Requirement ▸
List the lines of this listing that hold the word "from".

── Dataset entries

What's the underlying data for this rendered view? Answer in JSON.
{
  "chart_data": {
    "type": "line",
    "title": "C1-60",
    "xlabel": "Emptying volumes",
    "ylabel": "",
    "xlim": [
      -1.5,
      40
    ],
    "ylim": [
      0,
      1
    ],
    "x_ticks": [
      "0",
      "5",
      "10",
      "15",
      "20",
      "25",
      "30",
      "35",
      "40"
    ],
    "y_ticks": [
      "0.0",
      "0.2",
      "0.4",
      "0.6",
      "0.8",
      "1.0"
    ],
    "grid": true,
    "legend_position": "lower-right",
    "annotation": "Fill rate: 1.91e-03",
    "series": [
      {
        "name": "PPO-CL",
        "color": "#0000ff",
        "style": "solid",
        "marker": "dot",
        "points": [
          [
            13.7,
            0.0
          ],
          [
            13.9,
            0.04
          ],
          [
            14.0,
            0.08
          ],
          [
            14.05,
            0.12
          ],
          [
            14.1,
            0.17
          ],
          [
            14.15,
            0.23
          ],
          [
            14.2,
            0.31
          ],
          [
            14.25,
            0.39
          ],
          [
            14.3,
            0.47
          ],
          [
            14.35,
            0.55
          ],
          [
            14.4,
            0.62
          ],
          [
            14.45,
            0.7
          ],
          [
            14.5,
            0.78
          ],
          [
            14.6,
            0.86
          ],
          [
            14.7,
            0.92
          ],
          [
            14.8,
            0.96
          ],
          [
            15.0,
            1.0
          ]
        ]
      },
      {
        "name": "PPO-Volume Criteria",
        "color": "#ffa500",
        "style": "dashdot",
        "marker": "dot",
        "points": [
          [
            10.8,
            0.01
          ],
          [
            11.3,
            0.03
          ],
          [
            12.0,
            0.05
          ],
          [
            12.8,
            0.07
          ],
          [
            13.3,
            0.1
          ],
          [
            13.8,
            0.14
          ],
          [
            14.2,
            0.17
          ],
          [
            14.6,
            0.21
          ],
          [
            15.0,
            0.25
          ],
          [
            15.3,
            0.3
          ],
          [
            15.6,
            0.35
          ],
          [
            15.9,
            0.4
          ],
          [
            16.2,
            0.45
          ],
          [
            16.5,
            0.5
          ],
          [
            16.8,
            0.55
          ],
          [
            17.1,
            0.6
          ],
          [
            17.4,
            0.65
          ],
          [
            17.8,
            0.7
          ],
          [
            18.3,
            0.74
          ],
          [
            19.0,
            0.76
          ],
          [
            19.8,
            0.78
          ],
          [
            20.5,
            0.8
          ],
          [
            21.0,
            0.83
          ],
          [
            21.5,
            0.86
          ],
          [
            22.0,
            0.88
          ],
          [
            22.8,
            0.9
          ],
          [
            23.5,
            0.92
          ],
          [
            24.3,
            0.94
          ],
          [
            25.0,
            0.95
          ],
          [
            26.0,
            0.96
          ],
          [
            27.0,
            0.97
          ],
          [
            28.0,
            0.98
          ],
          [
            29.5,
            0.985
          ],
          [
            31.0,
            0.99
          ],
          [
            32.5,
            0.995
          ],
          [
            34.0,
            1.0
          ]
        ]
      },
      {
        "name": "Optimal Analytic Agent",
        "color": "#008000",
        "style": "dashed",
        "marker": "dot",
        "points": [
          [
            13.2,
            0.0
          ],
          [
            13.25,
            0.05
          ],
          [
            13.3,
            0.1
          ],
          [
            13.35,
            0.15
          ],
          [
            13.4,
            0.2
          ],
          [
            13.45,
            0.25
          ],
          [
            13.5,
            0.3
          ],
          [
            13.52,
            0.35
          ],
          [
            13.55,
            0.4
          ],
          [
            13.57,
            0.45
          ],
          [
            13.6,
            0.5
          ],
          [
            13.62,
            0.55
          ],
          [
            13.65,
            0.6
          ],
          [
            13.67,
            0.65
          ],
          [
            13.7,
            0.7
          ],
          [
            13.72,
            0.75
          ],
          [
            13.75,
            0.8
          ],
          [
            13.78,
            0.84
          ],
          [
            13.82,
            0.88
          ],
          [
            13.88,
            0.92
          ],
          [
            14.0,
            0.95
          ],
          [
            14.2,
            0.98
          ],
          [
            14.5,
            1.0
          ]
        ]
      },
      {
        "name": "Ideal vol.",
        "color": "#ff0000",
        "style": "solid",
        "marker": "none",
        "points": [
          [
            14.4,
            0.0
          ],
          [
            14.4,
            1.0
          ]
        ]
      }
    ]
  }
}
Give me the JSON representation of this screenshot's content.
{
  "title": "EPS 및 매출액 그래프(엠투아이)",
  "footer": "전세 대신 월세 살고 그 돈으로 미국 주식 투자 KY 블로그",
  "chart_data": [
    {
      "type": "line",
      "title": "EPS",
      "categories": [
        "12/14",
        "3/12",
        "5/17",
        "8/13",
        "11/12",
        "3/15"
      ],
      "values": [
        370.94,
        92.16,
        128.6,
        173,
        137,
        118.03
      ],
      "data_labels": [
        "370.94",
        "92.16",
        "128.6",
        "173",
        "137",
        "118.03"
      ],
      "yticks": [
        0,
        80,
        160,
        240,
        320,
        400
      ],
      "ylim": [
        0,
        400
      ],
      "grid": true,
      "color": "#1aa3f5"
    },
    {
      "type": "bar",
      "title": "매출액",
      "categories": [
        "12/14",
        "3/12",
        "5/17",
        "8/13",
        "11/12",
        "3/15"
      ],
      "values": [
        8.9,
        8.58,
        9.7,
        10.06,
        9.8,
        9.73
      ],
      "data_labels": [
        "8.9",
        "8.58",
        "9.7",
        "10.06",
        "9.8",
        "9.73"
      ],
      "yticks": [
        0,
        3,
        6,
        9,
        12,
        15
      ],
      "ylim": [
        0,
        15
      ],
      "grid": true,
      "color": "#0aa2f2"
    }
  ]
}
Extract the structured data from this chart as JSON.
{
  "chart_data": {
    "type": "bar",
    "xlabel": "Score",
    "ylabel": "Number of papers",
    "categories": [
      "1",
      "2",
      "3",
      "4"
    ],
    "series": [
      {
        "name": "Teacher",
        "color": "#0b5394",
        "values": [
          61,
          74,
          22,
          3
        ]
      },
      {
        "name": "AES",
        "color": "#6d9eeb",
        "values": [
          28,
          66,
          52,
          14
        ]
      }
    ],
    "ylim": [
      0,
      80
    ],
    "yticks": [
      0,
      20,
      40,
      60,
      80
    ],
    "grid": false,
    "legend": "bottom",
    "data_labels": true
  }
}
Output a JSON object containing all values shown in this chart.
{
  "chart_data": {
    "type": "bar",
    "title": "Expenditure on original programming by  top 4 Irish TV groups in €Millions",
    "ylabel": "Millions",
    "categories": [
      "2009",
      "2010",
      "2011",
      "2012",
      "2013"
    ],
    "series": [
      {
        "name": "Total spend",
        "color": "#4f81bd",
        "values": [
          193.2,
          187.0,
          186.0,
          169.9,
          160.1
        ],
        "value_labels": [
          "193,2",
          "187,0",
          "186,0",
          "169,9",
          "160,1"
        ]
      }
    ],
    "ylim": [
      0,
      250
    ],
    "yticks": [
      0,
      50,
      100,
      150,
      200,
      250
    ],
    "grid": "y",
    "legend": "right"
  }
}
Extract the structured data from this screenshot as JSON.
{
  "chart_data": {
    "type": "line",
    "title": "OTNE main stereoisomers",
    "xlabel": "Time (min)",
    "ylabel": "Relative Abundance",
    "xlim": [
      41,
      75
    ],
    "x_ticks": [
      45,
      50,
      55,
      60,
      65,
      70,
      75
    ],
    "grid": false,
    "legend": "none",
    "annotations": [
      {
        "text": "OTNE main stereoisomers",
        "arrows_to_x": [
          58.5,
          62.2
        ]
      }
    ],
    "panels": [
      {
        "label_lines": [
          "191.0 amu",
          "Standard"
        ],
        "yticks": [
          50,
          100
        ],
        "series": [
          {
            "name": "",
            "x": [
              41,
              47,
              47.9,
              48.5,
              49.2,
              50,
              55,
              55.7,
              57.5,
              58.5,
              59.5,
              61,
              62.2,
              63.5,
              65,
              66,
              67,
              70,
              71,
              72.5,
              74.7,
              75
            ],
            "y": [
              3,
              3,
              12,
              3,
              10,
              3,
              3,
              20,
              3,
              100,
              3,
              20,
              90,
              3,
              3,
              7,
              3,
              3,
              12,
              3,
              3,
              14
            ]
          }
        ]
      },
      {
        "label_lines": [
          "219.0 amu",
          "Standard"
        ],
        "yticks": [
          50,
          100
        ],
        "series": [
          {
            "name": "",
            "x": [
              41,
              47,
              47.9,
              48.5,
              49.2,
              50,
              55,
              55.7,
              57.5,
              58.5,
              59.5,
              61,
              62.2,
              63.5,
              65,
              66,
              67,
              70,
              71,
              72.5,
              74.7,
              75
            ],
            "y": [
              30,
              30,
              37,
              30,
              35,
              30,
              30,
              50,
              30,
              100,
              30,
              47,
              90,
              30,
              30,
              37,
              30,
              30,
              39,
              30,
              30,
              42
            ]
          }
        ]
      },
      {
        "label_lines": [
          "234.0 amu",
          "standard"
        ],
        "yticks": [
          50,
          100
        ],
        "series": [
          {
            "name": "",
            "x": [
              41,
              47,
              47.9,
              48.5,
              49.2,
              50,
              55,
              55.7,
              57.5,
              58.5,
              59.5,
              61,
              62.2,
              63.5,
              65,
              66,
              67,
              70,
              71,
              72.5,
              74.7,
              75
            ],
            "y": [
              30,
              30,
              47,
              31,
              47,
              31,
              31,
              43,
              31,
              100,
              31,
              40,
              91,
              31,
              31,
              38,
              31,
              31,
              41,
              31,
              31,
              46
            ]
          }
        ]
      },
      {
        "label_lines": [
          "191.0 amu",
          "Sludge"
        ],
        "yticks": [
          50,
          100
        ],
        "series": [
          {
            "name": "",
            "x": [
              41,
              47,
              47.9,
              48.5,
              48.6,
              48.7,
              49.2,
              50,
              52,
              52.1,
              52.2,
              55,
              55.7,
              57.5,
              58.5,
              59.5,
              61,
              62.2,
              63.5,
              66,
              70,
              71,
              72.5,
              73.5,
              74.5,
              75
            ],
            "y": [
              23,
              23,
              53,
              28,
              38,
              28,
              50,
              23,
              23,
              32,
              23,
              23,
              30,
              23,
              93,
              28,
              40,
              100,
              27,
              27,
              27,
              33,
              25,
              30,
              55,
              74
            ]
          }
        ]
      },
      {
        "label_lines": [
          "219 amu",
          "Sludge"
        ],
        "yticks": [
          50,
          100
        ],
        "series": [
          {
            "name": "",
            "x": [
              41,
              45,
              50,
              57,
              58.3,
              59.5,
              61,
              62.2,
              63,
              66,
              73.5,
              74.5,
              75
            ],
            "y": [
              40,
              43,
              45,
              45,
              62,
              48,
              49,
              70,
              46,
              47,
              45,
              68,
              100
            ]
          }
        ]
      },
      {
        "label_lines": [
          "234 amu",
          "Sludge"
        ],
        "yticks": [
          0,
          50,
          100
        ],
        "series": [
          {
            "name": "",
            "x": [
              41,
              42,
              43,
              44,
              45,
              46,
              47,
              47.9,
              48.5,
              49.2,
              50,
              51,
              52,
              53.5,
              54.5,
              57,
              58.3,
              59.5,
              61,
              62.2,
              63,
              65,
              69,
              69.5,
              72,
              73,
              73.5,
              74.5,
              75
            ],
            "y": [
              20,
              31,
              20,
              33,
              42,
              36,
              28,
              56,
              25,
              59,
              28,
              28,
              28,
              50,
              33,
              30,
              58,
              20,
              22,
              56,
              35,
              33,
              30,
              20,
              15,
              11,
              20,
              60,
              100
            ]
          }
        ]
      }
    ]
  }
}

────

Reply ▸
Extract the structured data from this chart as JSON.
Extract the structured data from this screenshot as JSON.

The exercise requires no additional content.